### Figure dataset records
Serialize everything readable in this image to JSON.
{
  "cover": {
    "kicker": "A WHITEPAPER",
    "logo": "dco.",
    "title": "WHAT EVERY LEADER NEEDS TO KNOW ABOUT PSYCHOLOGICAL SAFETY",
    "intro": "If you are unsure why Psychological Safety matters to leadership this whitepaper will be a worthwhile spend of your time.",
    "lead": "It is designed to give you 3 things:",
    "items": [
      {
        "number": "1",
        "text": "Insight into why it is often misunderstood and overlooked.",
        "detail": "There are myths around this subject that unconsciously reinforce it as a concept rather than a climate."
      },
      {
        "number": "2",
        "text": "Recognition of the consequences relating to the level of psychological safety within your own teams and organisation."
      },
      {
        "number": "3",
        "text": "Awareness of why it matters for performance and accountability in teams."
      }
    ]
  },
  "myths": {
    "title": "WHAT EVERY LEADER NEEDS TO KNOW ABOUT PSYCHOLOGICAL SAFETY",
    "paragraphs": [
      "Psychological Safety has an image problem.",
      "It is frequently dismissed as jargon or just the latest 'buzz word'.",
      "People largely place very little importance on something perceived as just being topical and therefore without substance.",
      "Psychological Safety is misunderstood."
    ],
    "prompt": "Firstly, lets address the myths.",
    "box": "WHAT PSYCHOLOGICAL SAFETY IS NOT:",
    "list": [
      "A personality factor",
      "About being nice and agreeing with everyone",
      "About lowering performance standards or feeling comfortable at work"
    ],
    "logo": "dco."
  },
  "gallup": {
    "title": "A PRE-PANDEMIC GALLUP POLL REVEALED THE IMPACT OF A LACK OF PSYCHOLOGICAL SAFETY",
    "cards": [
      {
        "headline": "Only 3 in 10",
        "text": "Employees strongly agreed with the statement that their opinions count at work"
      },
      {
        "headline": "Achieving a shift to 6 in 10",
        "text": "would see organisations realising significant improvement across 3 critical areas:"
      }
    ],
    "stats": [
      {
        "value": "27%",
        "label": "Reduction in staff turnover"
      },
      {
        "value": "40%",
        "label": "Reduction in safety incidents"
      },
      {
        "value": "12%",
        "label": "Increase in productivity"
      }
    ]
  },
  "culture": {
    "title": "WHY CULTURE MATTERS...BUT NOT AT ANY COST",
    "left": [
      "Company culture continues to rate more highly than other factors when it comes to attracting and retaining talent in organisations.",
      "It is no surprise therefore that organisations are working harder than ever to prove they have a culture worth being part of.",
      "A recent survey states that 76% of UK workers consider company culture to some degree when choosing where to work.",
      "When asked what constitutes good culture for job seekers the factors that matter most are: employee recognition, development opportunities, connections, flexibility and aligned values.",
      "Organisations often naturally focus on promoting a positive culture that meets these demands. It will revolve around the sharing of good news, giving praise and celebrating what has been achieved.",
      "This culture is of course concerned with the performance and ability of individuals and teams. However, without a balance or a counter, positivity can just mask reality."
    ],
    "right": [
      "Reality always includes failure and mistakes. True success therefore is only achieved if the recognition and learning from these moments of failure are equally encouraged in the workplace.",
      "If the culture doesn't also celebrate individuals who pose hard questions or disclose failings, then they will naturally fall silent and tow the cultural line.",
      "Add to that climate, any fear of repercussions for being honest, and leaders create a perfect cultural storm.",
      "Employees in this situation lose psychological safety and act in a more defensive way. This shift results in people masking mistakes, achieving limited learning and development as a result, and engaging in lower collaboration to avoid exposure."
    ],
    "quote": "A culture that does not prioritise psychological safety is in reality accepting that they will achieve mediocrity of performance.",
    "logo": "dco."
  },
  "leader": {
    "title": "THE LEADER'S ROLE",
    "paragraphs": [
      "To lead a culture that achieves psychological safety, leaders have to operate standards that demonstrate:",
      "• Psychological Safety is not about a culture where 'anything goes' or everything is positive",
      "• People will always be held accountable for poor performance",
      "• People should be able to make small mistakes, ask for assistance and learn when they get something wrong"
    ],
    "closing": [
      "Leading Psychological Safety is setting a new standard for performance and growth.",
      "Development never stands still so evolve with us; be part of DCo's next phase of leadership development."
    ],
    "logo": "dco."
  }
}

### Challenge
Check each line above for the word "cultural", and copy the lines where it appears.

### Task answer
      "If the culture doesn't also celebrate individuals who pose hard questions or disclose failings, then they will naturally fall silent and tow the cultural line.",
      "Add to that climate, any fear of repercussions for being honest, and leaders create a perfect cultural storm.",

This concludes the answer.